*WHAT IS REQUIRED:*
Scan the material that follows. Copy every line containing the word "icon".

....

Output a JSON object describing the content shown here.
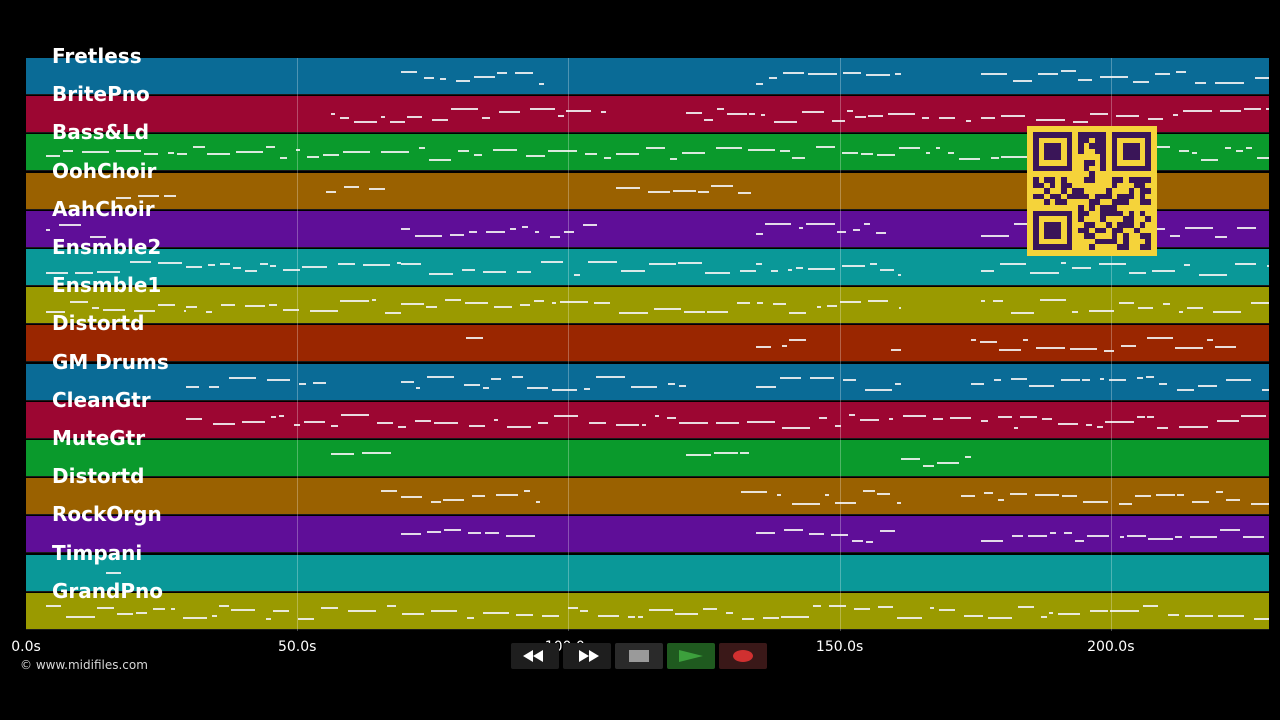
{
  "tracks": [
    {
      "name": "Fretless",
      "color": "#0a6b96"
    },
    {
      "name": "BritePno",
      "color": "#9c0632"
    },
    {
      "name": "Bass&Ld",
      "color": "#0a9a2c"
    },
    {
      "name": "OohChoir",
      "color": "#9a6100"
    },
    {
      "name": "AahChoir",
      "color": "#5f0e98"
    },
    {
      "name": "Ensmble2",
      "color": "#0a9898"
    },
    {
      "name": "Ensmble1",
      "color": "#9a9a00"
    },
    {
      "name": "Distortd",
      "color": "#9a2600"
    },
    {
      "name": "GM Drums",
      "color": "#0a6b96"
    },
    {
      "name": "CleanGtr",
      "color": "#9c0632"
    },
    {
      "name": "MuteGtr",
      "color": "#0a9a2c"
    },
    {
      "name": "Distortd",
      "color": "#9a6100"
    },
    {
      "name": "RockOrgn",
      "color": "#5f0e98"
    },
    {
      "name": "Timpani",
      "color": "#0a9898"
    },
    {
      "name": "GrandPno",
      "color": "#9a9a00"
    }
  ],
  "time_axis": {
    "ticks": [
      "0.0s",
      "50.0s",
      "100.0s",
      "150.0s",
      "200.0s"
    ]
  },
  "credit": "© www.midifiles.com",
  "transport": {
    "rewind_icon": "rewind-icon",
    "fast_forward_icon": "fast-forward-icon",
    "stop_icon": "stop-icon",
    "play_icon": "play-icon",
    "record_icon": "record-icon",
    "play_color": "#3ca03c",
    "record_color": "#d03030"
  },
  "qr_code": {
    "background": "#f5d33a",
    "foreground": "#3a1558"
  }
}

....

*ANSWER TO THE TASK:*
    "rewind_icon": "rewind-icon",
    "fast_forward_icon": "fast-forward-icon",
    "stop_icon": "stop-icon",
    "play_icon": "play-icon",
    "record_icon": "record-icon",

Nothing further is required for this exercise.